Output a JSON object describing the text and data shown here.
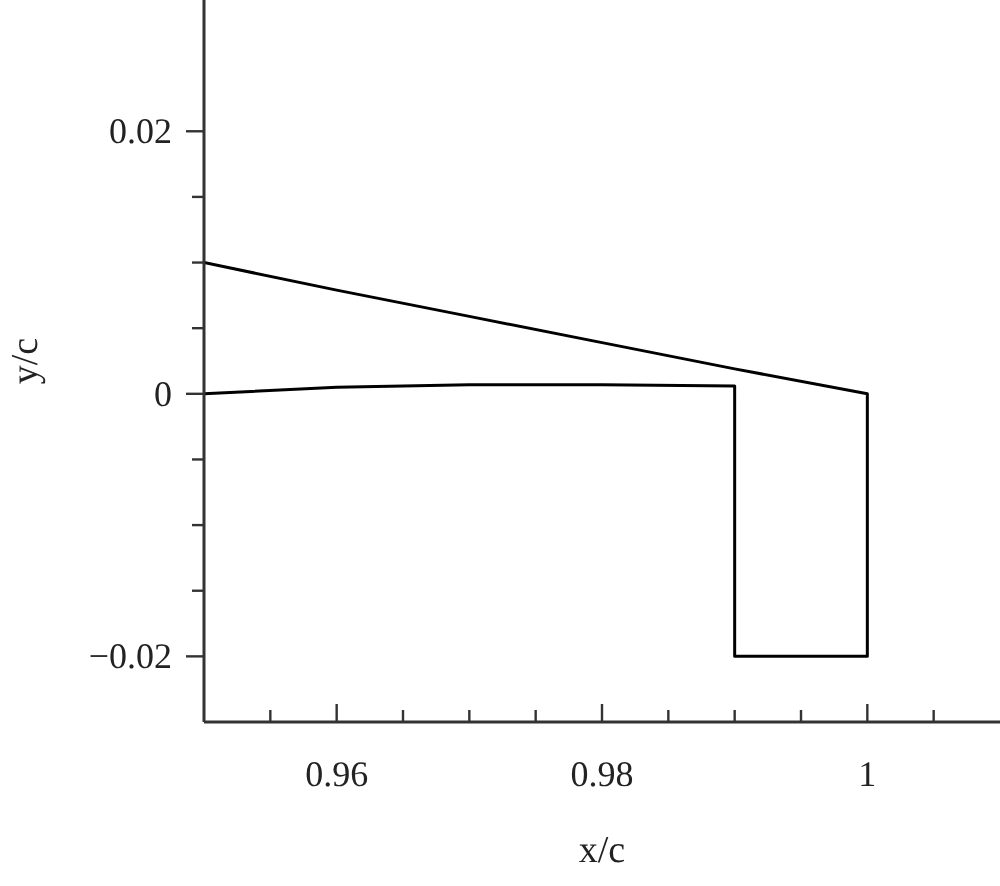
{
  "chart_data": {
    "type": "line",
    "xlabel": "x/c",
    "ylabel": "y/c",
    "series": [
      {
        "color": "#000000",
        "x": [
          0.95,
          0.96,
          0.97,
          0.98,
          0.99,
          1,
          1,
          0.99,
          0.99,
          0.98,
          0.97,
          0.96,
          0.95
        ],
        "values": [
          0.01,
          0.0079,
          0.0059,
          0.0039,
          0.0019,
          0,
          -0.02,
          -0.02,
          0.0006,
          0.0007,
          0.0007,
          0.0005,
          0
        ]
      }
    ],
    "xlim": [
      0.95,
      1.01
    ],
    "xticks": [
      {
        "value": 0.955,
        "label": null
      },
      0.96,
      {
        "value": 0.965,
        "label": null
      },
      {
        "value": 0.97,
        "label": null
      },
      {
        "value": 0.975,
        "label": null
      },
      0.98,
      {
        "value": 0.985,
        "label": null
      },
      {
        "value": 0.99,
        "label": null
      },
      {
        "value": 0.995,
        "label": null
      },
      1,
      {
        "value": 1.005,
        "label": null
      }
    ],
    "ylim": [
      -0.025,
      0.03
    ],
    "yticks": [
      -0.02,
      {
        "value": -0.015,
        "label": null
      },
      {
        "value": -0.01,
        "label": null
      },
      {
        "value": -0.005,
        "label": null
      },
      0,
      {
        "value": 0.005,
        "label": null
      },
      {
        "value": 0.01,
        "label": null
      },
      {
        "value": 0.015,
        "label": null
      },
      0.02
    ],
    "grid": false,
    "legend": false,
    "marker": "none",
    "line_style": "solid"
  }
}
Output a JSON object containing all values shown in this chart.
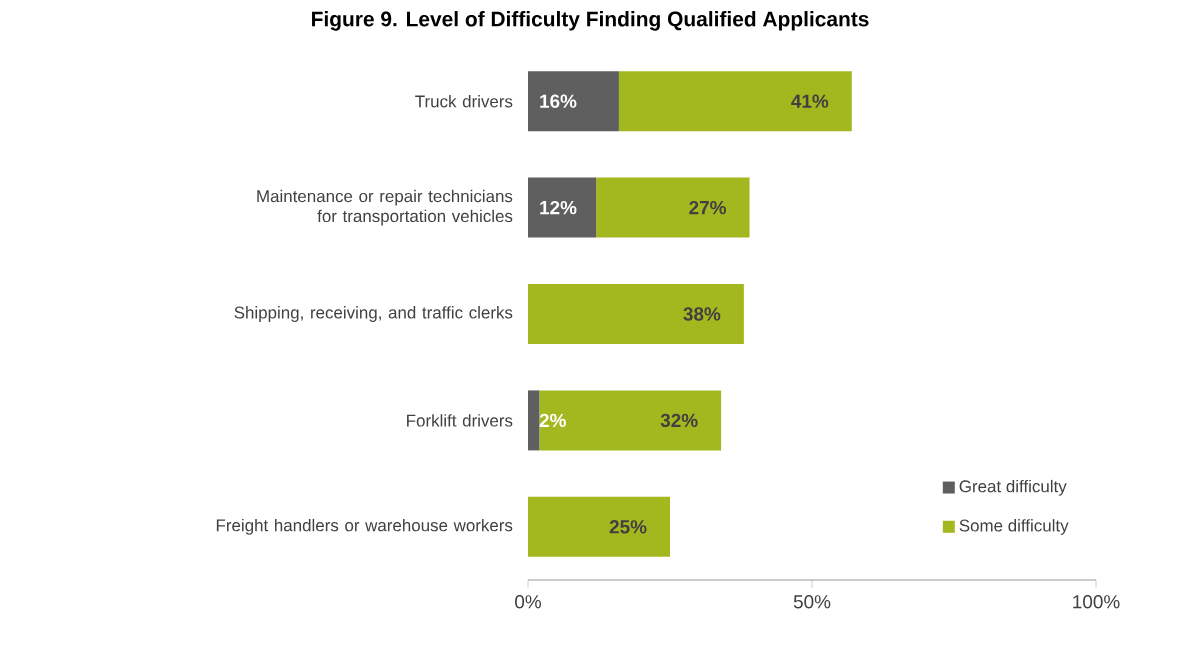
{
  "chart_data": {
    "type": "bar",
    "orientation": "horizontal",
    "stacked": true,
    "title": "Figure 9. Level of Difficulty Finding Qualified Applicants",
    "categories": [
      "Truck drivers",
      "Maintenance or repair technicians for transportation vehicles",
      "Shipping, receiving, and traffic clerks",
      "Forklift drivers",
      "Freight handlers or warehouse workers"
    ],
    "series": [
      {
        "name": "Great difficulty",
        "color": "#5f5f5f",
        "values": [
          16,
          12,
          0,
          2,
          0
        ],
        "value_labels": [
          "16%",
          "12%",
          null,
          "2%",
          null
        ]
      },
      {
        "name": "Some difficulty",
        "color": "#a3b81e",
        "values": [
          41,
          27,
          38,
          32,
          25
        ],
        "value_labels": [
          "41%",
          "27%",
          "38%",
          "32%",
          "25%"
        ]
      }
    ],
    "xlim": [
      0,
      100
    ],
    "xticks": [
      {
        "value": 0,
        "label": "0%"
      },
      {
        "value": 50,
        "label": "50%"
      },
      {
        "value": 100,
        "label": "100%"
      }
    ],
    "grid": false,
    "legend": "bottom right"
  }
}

_ _ _

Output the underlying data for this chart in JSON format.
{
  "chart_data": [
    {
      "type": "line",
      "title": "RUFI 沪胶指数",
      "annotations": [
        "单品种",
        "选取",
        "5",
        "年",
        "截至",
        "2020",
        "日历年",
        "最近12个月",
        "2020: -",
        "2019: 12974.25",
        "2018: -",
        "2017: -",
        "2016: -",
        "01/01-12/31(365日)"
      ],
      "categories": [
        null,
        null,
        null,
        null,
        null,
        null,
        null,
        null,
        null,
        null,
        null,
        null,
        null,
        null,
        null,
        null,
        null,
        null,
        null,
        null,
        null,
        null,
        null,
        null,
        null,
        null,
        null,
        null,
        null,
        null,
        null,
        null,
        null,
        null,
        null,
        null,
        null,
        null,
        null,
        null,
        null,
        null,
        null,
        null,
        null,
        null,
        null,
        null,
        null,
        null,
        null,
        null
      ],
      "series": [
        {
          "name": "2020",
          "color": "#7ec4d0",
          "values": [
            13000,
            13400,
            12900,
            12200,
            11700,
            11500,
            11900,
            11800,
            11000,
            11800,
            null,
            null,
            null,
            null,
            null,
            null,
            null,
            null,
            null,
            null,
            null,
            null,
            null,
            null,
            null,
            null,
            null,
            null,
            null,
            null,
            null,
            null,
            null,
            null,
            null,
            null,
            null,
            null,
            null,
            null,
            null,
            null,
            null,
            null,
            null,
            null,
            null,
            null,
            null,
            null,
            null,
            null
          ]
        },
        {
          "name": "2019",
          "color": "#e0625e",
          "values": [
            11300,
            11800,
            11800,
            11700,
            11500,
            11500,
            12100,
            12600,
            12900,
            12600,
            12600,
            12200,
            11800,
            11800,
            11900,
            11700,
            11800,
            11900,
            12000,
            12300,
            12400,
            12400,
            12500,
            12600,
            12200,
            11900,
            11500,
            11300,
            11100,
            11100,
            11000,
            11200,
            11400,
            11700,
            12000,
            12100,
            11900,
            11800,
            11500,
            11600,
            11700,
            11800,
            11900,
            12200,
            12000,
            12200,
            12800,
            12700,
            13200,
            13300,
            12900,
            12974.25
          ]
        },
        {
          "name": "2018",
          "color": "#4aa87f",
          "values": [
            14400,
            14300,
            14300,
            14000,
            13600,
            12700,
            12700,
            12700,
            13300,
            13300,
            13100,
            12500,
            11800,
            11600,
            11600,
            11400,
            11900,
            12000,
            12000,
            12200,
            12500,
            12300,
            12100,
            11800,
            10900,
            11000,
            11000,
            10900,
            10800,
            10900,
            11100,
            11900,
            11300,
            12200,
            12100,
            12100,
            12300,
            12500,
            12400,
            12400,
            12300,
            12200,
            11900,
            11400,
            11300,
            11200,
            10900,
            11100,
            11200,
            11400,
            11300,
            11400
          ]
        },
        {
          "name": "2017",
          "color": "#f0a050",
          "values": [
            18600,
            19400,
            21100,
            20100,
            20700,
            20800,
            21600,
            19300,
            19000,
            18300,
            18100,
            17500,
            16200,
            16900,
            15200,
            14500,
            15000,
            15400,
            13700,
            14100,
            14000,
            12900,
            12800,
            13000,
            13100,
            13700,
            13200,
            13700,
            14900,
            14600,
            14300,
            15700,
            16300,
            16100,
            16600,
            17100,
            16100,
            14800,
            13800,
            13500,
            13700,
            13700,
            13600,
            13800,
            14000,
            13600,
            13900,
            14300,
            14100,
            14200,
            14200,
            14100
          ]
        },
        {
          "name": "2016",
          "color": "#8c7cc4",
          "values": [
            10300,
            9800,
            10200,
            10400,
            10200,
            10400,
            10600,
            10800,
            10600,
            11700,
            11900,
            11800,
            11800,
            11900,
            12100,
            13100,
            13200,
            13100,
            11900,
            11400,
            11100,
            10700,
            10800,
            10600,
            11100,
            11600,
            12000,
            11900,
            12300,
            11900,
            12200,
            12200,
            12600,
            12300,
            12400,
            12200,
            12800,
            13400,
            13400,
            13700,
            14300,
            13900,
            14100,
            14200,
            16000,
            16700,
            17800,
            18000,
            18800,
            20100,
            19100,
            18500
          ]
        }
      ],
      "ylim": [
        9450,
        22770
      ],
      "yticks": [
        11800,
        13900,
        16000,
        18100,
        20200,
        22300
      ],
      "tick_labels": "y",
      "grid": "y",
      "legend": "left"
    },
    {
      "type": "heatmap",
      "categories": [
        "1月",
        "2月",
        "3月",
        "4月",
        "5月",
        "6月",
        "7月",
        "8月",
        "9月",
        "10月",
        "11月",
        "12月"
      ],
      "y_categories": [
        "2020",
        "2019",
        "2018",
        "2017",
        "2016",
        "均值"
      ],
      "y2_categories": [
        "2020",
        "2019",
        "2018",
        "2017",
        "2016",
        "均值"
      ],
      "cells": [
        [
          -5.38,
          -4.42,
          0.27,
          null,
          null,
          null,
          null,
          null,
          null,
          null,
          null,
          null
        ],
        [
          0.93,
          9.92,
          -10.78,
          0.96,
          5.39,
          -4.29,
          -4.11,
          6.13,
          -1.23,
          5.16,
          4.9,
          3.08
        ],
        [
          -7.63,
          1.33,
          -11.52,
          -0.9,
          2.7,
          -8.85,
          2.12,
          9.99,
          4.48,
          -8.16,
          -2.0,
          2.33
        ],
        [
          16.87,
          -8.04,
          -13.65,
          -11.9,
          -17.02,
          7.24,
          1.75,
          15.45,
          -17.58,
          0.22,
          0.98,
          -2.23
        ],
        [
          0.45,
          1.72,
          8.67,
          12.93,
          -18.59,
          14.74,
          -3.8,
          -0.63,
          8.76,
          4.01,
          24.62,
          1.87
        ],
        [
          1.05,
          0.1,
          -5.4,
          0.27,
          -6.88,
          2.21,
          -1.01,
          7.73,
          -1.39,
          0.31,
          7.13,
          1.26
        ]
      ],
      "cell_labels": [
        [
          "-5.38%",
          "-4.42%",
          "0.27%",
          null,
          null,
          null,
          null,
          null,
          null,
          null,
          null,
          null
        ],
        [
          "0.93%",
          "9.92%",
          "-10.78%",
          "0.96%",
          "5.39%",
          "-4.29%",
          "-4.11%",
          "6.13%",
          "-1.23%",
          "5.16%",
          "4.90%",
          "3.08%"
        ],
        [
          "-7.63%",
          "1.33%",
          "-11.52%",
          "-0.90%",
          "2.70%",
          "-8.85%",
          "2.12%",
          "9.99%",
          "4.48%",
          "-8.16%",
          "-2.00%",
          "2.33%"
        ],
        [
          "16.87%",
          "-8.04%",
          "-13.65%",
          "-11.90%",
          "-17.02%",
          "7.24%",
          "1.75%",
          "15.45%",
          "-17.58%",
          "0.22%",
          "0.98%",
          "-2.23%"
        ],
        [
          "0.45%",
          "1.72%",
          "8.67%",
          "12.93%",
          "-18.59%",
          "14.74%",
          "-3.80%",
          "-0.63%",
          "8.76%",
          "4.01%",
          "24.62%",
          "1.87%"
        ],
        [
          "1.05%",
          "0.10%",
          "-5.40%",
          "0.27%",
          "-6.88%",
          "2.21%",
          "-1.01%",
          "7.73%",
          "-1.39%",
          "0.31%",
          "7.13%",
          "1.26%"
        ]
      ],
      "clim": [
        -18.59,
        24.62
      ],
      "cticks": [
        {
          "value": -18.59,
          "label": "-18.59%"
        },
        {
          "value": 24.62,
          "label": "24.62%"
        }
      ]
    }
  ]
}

_ _ _

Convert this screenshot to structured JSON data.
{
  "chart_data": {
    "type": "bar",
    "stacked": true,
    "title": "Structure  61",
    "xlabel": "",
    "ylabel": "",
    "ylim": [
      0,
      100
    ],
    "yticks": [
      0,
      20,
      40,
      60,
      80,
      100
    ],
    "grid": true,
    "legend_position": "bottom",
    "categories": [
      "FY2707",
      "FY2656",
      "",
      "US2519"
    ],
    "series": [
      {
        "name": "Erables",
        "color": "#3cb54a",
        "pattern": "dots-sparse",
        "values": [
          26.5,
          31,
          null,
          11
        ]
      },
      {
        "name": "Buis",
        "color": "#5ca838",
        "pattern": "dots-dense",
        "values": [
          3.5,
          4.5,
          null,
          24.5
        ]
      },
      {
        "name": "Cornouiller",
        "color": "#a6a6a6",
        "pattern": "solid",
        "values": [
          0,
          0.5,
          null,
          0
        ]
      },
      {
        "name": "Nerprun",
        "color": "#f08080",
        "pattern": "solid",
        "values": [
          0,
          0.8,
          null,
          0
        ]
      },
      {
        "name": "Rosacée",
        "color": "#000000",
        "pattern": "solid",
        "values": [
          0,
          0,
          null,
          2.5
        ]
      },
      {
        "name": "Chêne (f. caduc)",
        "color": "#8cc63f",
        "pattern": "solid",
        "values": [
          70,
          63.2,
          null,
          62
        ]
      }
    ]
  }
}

_ _ _

### EXERCISE PROMPT
Across the entries, how many lines contain "object"? Reply with the number only.

### TASK ANSWER
2